### EXERCISE DESCRIPTION
Check each line of the records below for the word "name" and copy those where it appears.

---------- PROVIDED RECORDS

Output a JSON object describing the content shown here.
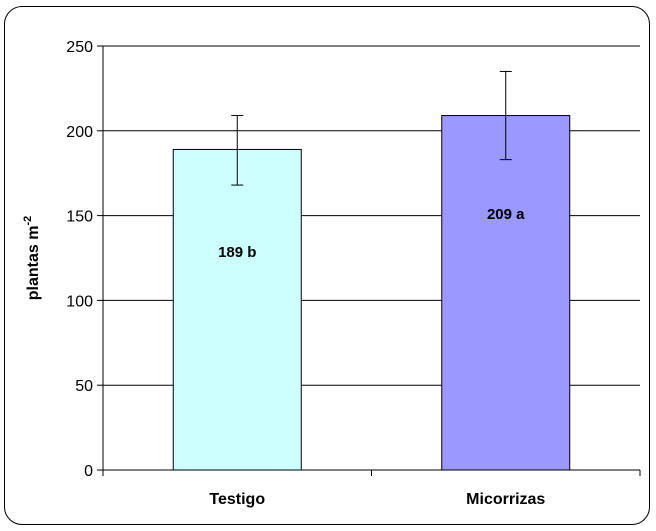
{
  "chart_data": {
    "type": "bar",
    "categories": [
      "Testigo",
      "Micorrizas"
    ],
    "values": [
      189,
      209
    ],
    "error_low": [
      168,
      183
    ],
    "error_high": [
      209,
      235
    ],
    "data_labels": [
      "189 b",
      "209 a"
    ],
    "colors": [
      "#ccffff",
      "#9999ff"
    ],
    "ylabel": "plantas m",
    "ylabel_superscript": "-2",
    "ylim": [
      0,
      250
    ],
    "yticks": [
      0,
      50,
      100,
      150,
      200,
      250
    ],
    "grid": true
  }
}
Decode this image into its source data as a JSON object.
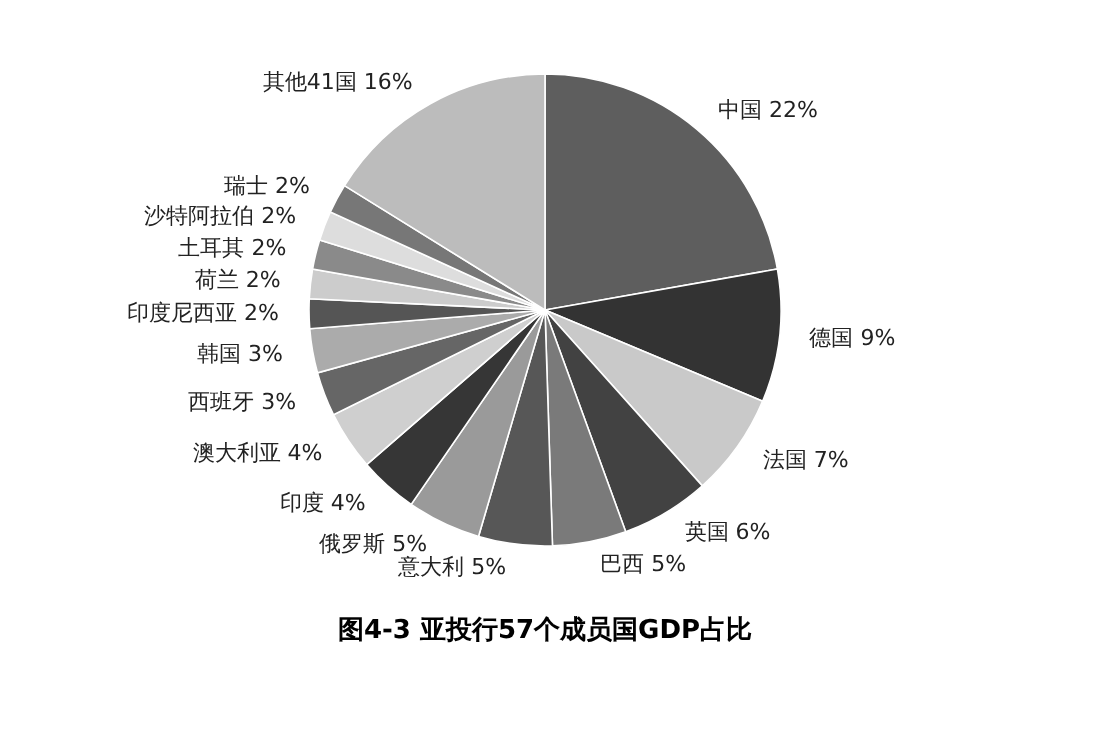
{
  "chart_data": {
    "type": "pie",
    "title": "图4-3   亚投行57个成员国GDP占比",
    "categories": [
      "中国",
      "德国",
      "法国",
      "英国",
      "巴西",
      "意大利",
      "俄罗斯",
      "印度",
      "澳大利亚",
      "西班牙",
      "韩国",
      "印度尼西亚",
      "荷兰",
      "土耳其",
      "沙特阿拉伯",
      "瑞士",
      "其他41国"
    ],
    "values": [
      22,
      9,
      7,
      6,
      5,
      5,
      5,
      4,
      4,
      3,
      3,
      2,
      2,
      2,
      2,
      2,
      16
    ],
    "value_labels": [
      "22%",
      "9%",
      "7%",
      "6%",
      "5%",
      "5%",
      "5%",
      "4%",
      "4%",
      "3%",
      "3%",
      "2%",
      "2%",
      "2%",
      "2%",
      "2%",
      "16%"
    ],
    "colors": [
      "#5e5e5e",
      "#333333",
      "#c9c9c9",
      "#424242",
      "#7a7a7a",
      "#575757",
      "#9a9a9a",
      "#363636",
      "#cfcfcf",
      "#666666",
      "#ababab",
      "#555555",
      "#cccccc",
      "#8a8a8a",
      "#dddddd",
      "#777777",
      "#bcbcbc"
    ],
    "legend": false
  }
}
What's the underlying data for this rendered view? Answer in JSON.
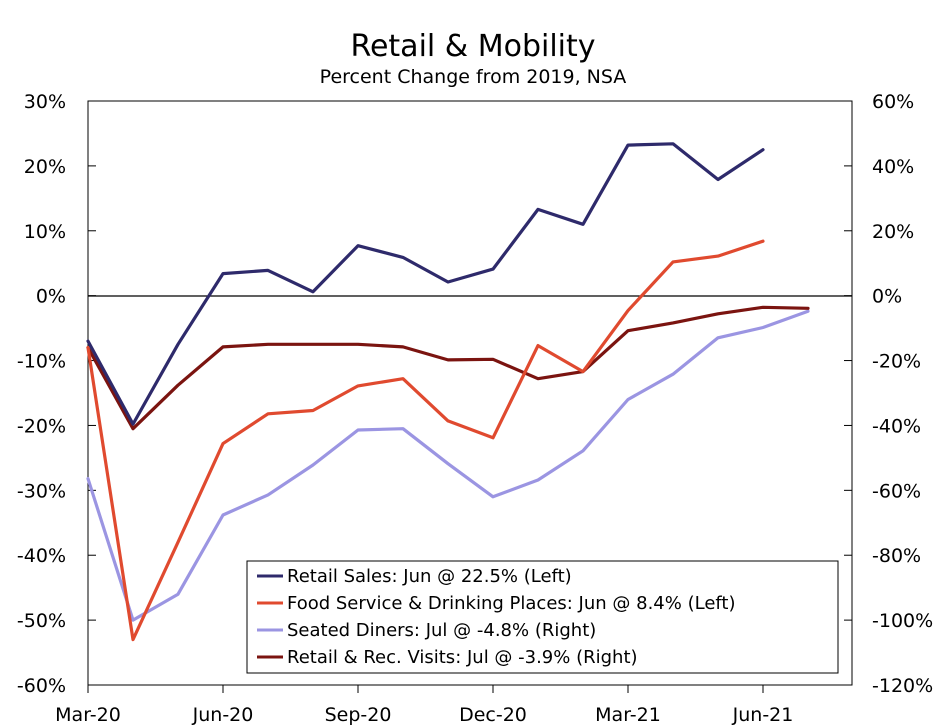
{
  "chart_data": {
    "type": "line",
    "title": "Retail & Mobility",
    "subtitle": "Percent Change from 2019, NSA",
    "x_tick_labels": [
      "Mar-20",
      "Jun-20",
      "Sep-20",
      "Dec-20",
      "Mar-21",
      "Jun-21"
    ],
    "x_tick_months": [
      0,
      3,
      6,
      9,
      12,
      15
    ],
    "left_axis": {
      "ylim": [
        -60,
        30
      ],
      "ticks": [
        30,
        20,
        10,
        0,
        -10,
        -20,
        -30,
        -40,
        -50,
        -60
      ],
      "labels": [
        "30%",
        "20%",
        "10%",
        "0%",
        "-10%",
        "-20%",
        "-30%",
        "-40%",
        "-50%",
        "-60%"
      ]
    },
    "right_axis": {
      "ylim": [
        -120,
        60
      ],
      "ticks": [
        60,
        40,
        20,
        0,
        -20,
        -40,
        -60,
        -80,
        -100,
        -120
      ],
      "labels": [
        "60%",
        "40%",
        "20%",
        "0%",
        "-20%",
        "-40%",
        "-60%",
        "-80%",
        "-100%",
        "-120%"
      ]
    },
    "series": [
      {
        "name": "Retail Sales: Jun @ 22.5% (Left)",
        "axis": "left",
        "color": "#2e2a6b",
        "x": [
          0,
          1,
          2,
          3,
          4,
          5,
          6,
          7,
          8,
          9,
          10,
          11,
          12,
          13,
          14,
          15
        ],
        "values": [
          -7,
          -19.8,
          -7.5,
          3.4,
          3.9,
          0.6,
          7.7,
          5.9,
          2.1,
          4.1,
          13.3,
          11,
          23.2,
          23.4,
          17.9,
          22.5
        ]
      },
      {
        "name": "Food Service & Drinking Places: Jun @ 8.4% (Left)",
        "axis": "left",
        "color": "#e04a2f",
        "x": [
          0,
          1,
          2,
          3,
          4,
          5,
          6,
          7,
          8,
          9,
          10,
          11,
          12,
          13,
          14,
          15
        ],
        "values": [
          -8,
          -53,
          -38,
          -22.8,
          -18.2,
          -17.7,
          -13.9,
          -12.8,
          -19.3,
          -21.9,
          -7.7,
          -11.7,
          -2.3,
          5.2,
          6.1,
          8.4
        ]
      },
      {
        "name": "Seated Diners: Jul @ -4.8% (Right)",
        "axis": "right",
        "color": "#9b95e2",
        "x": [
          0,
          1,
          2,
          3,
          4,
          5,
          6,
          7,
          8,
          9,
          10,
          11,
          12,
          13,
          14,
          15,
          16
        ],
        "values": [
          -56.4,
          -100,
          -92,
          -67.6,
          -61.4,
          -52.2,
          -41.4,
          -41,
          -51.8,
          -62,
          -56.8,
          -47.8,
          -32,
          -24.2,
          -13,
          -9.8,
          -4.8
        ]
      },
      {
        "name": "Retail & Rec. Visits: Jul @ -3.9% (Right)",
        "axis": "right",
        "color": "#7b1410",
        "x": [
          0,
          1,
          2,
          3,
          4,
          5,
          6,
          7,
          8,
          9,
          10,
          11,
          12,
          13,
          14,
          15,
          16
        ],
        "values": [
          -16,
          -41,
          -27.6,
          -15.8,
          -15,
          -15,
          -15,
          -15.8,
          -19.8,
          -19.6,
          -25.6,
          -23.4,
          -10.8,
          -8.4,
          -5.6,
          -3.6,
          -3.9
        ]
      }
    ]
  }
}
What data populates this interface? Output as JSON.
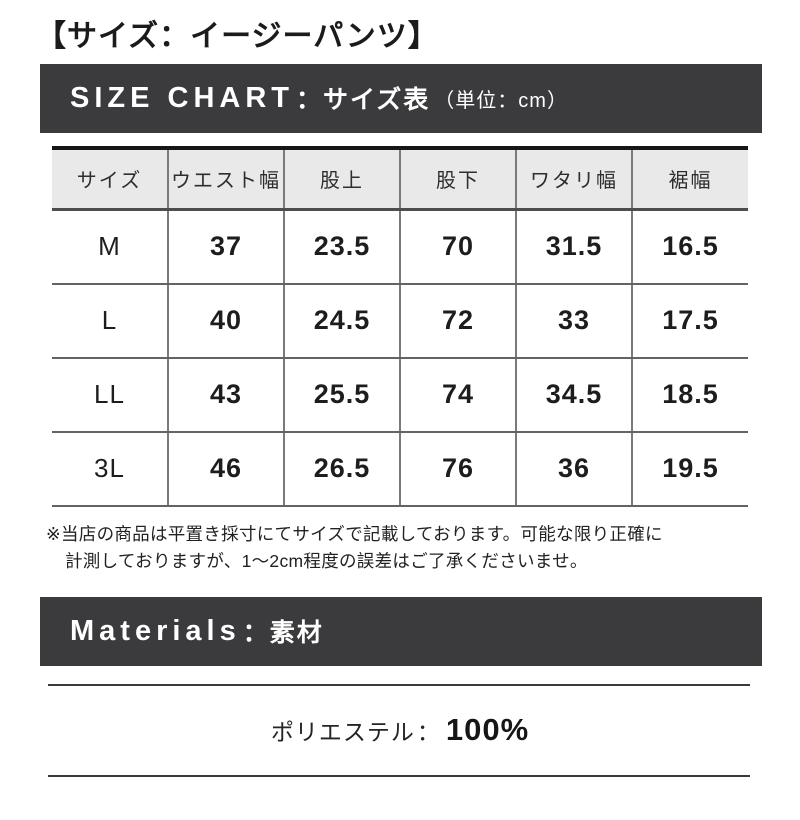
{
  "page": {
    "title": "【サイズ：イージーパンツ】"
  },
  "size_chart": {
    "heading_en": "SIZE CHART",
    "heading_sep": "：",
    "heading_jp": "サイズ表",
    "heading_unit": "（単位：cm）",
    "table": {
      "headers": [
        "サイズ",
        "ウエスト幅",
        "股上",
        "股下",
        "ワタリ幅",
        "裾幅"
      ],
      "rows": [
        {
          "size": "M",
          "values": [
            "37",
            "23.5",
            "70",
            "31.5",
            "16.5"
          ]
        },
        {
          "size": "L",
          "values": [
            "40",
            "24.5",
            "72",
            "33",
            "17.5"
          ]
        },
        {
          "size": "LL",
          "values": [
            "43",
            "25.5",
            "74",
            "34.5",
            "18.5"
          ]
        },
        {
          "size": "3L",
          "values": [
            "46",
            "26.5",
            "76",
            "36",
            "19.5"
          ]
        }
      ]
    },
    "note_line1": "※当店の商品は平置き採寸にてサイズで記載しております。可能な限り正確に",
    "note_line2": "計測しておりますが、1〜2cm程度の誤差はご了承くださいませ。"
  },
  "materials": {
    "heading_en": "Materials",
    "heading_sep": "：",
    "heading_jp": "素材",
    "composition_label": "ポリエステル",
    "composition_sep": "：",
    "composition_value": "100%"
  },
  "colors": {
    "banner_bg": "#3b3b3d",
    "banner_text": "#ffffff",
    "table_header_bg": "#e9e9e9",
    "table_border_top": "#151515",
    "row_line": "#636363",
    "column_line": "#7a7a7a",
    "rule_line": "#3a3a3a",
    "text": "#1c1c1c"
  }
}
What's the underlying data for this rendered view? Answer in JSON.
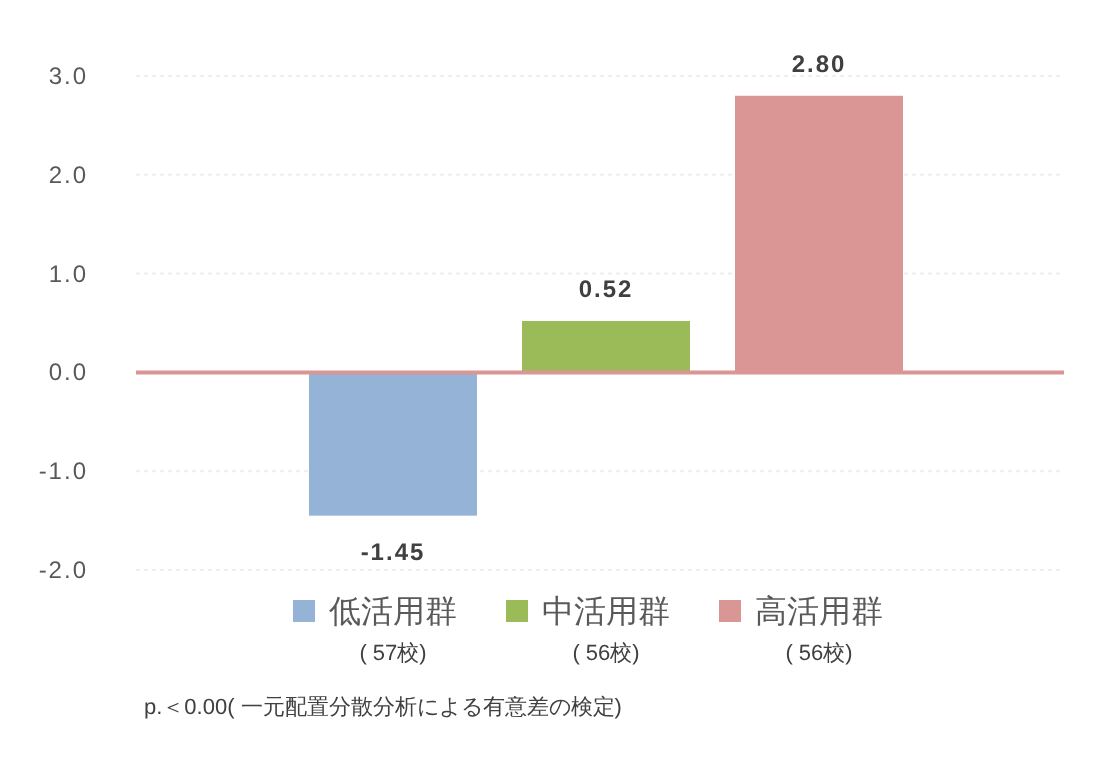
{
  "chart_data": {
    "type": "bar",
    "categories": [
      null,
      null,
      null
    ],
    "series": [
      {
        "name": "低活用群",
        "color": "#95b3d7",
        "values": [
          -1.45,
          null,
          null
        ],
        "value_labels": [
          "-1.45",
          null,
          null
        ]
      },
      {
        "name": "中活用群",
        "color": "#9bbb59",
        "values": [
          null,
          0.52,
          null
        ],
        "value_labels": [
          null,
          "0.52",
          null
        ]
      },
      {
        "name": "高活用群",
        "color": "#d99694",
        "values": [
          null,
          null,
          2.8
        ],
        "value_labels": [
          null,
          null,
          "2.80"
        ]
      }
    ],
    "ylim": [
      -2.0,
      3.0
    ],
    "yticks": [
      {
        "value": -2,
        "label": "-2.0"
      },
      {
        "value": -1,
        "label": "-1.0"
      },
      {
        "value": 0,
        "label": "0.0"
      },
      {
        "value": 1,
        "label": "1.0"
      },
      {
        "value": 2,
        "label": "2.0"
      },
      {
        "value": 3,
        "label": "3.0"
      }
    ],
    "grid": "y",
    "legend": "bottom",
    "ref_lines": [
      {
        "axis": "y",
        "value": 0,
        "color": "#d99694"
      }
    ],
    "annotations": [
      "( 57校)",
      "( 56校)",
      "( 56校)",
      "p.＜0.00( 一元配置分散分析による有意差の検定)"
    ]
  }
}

--------------------

### EXERCISE OUTPUT
        "name": "Retail Sales: Jun @ 22.5% (Left)",
        "name": "Food Service & Drinking Places: Jun @ 8.4% (Left)",
        "name": "Seated Diners: Jul @ -4.8% (Right)",
        "name": "Retail & Rec. Visits: Jul @ -3.9% (Right)",
        "name": "低活用群",
        "name": "中活用群",
        "name": "高活用群",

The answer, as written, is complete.